## STATED EXERCISE
In the listing below, identify each line with the word "icon" and return those lines.

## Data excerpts
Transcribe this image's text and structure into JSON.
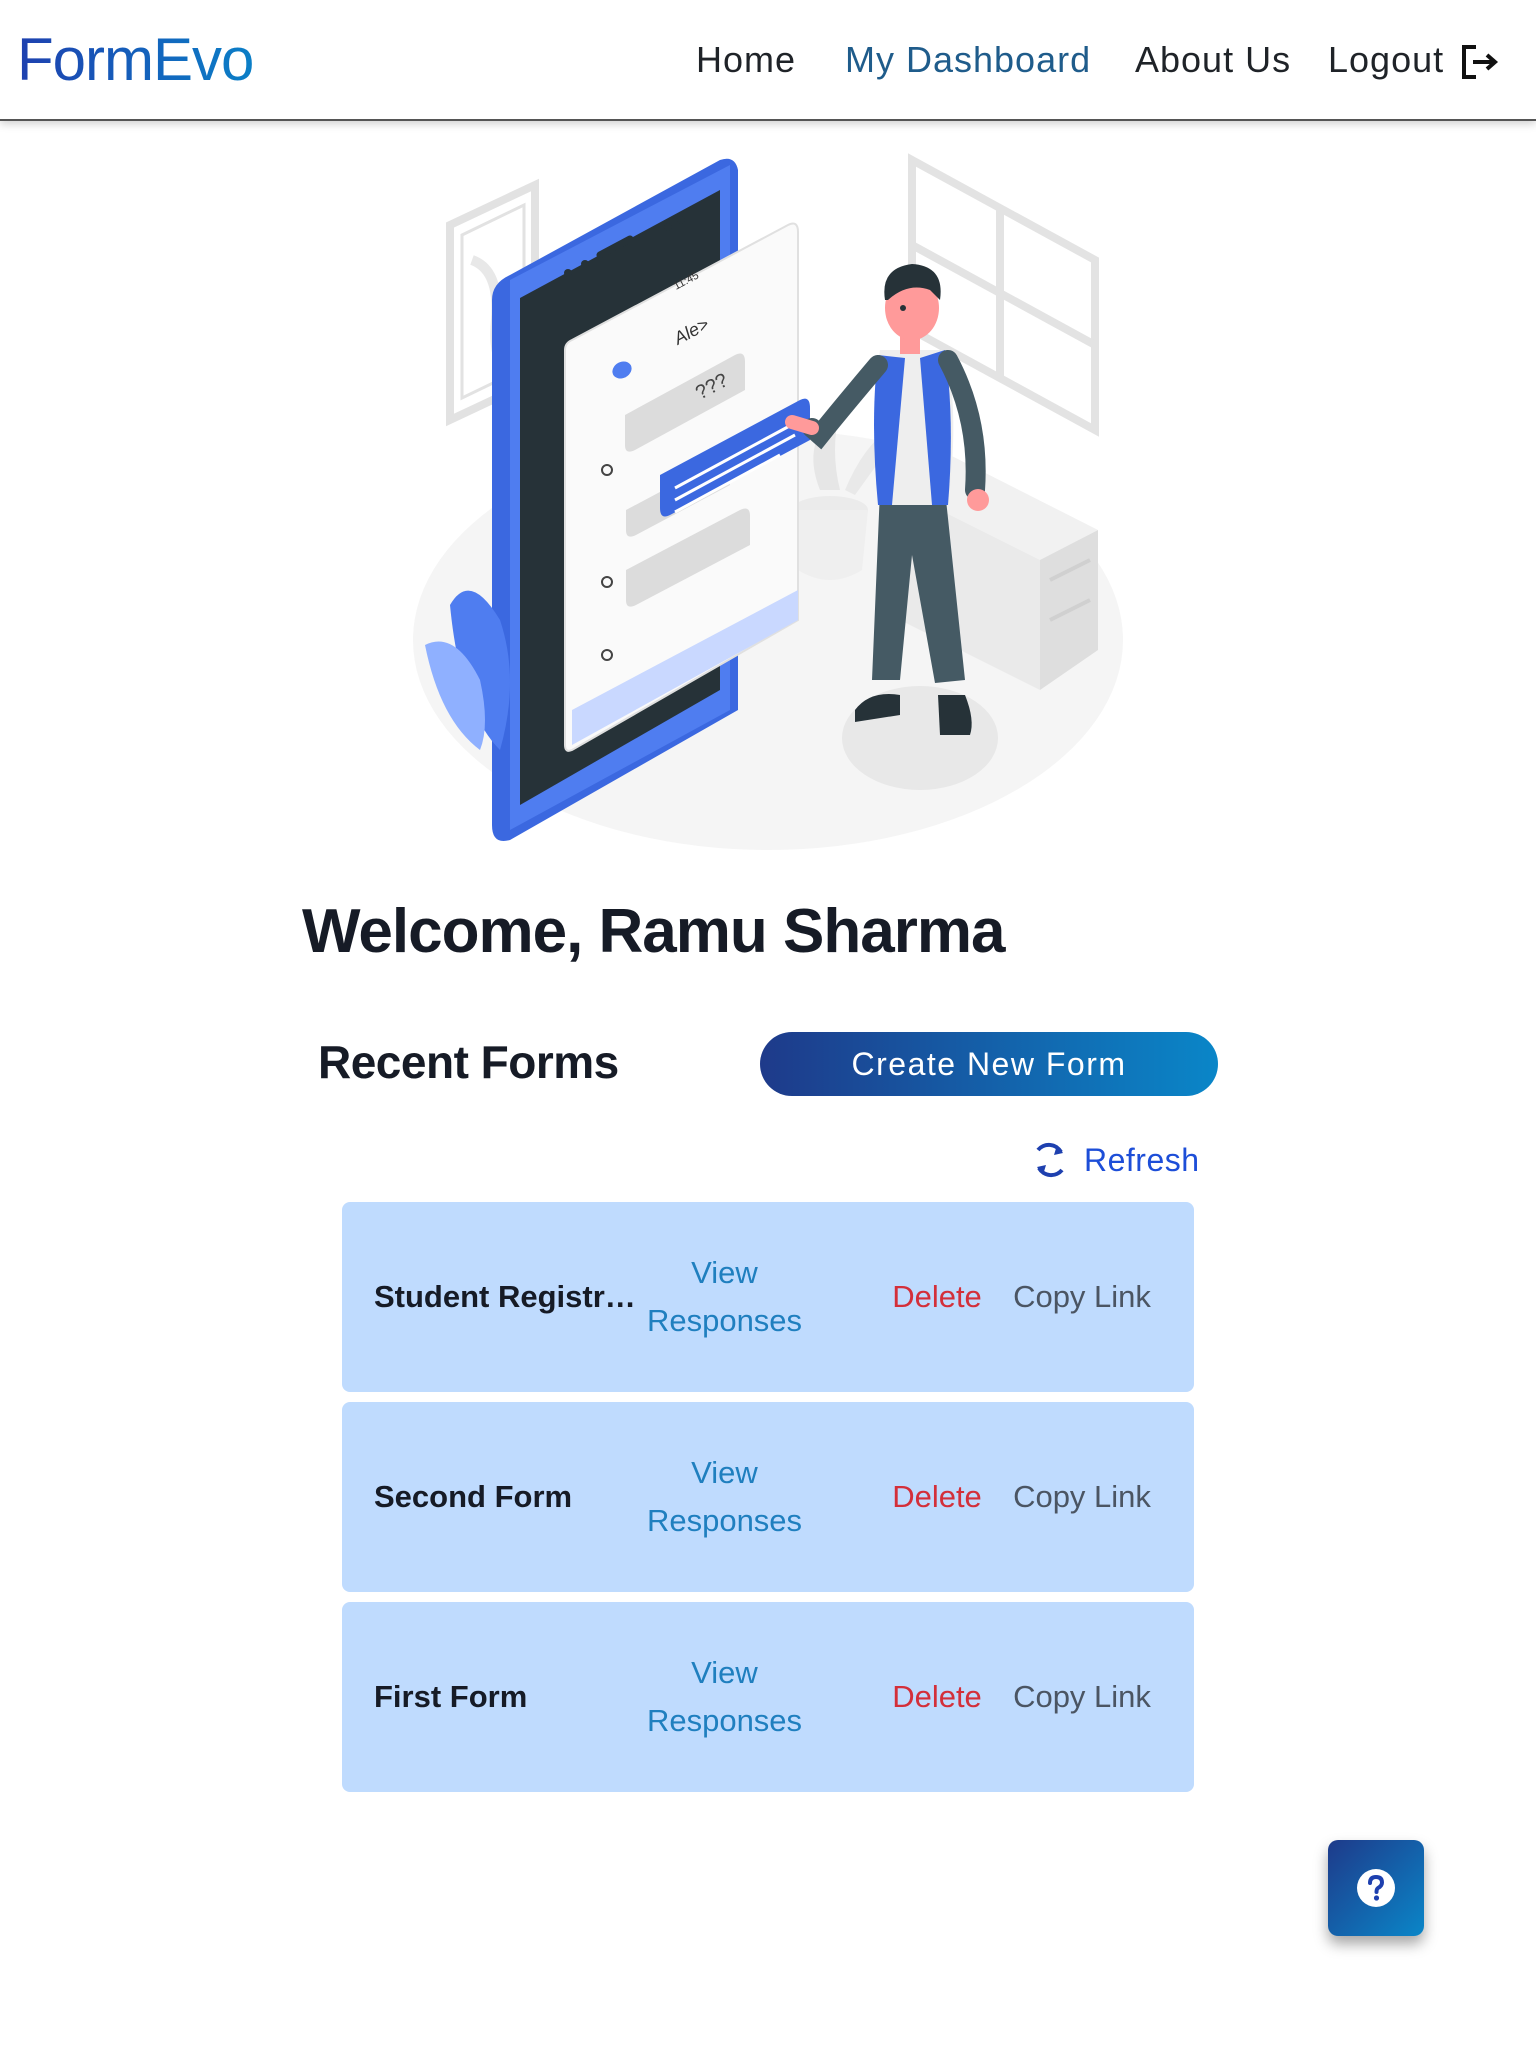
{
  "app": {
    "brand": "FormEvo"
  },
  "nav": {
    "items": [
      {
        "label": "Home",
        "active": false
      },
      {
        "label": "My Dashboard",
        "active": true
      },
      {
        "label": "About Us",
        "active": false
      },
      {
        "label": "Logout",
        "active": false
      }
    ],
    "logout_icon": "logout-arrow-icon"
  },
  "hero": {
    "phone_time": "11:45",
    "chat_name": "Ale>",
    "bubble_text": "???"
  },
  "welcome": {
    "text": "Welcome, Ramu Sharma"
  },
  "recent": {
    "title": "Recent Forms",
    "create_label": "Create New Form",
    "refresh_label": "Refresh",
    "refresh_icon": "refresh-icon"
  },
  "forms": [
    {
      "name": "Student Registra...",
      "view_label": "View Responses",
      "delete_label": "Delete",
      "copy_label": "Copy Link"
    },
    {
      "name": "Second Form",
      "view_label": "View Responses",
      "delete_label": "Delete",
      "copy_label": "Copy Link"
    },
    {
      "name": "First Form",
      "view_label": "View Responses",
      "delete_label": "Delete",
      "copy_label": "Copy Link"
    }
  ],
  "help": {
    "icon": "help-question-icon"
  },
  "colors": {
    "brand_gradient_start": "#1e40af",
    "brand_gradient_end": "#0b7fc7",
    "card_bg": "#bfdbfe",
    "view_link": "#1f7fbf",
    "delete_link": "#d32f3a",
    "copy_link": "#4b5563",
    "active_nav": "#1f5c8b"
  }
}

## TASK RESPONSE
    "logout_icon": "logout-arrow-icon"
    "refresh_icon": "refresh-icon"
    "icon": "help-question-icon"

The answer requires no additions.